Según el fragmento sobre Cuenca que aparece más abajo, ¿qué río baña las casas de la ciudad?

▶ **FRAGMENTO DEL TEXTO**

------------------------------------------------------------

Pero en Cuenca, sin duda, se vive más cerca del cielo, a tenor del número de iglesias, empezando por la imponente Catedral, que en el parque Calderón planta cara a la Alcaldía y al edificio de la Gobernación de Azuay, desde hace siglos el centro del poder político y religioso. A partir de allí nacen las calles como en un damero  y uno cree pasear por una ciudad andaluza como Úbeda o Baeza hasta llegar a la calle Larga, donde las casas quedan suspendidas sobre el valle como sucede en su hermana española.

Uno tiene la sensación de estar contemplando un paisaje centroeuropeo, con coloridas casas unifamiliares, pero el río que las baña es el Tomebamba, que dio nombre a la antigua ciudad inca, de la que aún pueden verse los restos en el espléndido Parque Arqueológico Pumapungo. Y es que Cuenca parece una ciudad concebida para la contemplación, pues, paseándola, se revive su historia, desde su fundación por Túpac Yupanqui.

------------------------------------------------------------

[Registros de anotación del diseño]
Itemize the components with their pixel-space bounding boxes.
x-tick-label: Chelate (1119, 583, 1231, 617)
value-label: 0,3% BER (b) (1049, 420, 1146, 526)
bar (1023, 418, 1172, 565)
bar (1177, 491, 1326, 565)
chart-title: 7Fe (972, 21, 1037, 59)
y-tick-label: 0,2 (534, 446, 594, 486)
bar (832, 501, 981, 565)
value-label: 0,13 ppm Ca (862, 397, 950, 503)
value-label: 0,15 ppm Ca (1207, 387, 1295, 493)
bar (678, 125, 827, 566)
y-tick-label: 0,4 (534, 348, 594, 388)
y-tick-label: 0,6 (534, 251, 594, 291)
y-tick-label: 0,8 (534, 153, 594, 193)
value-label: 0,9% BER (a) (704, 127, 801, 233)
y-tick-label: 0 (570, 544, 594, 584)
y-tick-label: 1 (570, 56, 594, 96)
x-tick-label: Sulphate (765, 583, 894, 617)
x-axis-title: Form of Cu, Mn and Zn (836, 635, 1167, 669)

------------------------------------------------------------

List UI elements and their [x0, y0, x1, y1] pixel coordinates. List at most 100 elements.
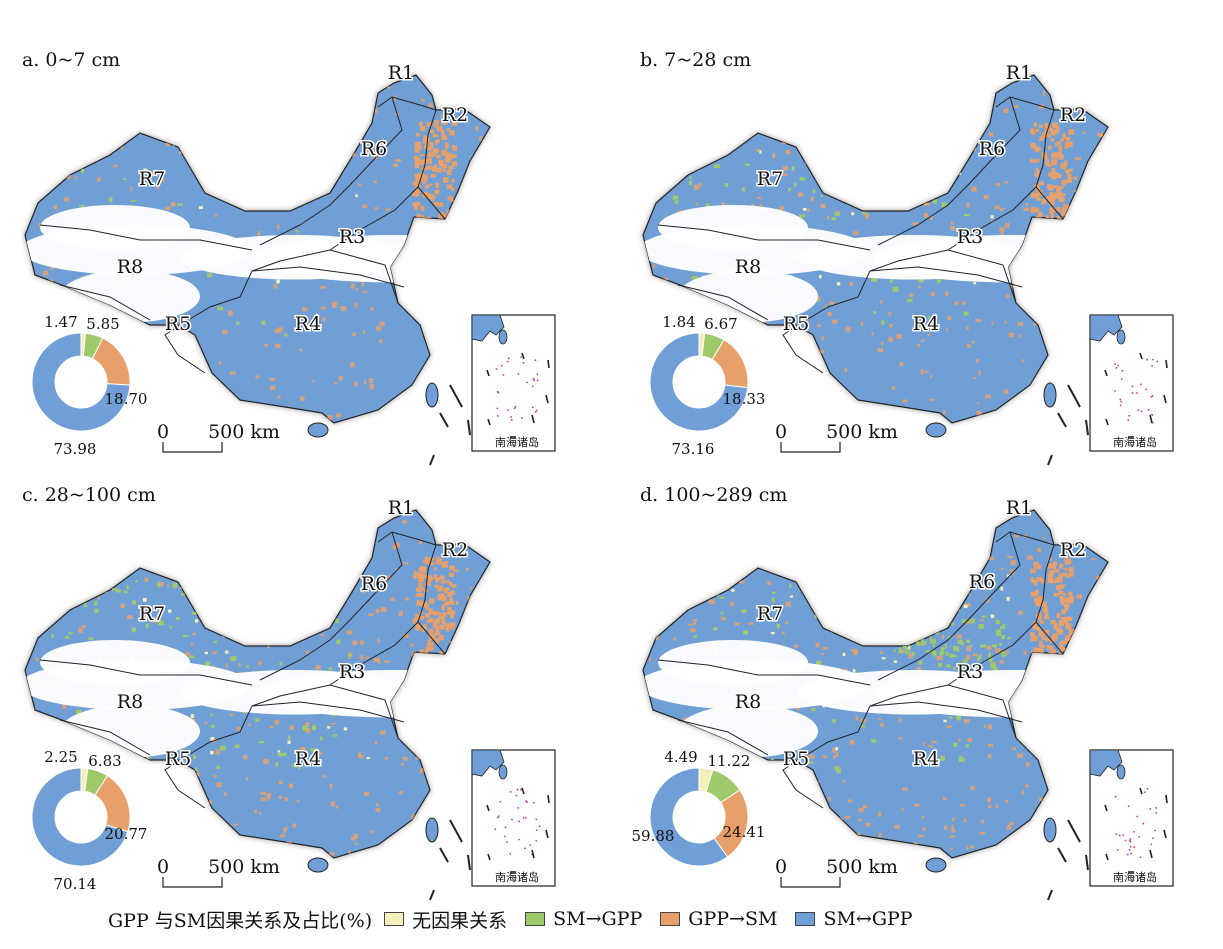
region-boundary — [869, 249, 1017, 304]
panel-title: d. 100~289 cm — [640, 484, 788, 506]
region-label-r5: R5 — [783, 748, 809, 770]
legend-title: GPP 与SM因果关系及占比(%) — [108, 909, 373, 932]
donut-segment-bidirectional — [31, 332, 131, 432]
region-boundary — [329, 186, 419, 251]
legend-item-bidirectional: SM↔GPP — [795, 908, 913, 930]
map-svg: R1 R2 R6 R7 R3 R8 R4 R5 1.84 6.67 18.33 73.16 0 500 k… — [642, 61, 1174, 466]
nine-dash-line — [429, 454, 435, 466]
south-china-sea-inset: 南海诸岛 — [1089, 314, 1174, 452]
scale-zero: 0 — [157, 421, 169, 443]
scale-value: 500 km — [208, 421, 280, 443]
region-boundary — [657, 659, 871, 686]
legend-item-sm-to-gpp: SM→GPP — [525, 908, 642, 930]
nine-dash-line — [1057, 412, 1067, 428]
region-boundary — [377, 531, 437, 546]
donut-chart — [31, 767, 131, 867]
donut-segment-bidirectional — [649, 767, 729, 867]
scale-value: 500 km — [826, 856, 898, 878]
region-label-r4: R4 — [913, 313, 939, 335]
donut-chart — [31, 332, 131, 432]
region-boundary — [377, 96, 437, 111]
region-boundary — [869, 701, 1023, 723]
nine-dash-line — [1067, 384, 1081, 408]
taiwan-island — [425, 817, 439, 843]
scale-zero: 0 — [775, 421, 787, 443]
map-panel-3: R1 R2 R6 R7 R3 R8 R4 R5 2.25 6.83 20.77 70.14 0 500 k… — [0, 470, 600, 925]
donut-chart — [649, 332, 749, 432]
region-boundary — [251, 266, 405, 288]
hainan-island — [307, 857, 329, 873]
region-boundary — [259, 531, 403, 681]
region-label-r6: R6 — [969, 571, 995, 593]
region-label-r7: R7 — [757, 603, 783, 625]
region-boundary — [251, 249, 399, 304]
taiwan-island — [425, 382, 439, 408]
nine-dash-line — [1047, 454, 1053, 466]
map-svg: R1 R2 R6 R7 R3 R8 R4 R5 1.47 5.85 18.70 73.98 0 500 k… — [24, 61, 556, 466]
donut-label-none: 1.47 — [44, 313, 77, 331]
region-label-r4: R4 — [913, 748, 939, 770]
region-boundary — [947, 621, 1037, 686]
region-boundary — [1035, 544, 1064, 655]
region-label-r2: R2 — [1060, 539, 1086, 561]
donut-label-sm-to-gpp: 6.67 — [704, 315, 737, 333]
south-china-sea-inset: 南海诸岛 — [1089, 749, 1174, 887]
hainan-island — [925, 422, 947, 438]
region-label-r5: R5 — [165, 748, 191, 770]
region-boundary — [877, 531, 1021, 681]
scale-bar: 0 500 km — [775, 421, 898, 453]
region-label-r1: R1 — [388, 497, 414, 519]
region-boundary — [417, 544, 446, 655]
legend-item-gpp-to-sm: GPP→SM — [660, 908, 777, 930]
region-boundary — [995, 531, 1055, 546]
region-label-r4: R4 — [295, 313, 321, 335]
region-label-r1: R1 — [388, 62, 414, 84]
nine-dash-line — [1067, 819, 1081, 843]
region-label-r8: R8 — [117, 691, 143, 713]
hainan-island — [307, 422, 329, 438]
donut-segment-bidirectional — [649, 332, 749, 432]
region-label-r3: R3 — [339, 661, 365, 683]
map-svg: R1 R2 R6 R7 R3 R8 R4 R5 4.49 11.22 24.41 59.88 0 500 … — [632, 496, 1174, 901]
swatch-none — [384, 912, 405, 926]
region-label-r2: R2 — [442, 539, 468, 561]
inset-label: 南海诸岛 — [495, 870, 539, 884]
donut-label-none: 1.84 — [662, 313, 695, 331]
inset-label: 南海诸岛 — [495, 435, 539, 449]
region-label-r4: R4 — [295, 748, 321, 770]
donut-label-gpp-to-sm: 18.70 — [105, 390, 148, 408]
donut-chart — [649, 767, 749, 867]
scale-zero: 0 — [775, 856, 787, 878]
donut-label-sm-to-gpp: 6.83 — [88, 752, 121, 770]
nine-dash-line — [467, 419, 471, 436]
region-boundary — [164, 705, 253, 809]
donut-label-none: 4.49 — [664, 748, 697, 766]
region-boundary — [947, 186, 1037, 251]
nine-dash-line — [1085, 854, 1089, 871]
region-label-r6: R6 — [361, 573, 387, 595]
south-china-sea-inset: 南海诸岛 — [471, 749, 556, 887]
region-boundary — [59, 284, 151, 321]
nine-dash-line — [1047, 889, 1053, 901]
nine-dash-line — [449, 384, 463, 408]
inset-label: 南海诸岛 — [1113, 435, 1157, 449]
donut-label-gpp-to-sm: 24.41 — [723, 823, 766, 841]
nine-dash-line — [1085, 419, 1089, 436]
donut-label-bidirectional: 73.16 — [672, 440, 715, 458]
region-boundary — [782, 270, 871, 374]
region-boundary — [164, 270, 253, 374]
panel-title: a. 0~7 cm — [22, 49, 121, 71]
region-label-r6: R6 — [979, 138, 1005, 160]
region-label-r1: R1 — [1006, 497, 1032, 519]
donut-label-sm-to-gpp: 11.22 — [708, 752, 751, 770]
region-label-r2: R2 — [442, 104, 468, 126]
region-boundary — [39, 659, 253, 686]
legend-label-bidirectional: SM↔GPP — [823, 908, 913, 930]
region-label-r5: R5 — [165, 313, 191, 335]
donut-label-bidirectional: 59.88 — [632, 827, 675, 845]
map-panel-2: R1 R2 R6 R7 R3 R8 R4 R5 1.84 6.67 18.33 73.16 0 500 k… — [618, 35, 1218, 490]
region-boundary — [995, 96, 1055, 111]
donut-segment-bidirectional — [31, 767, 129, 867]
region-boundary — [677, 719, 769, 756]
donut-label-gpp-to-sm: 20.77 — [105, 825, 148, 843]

------------------------------------------------------------

▶ **RESPUESTA**
El río Tomebamba, que dio nombre a la antigua ciudad inca.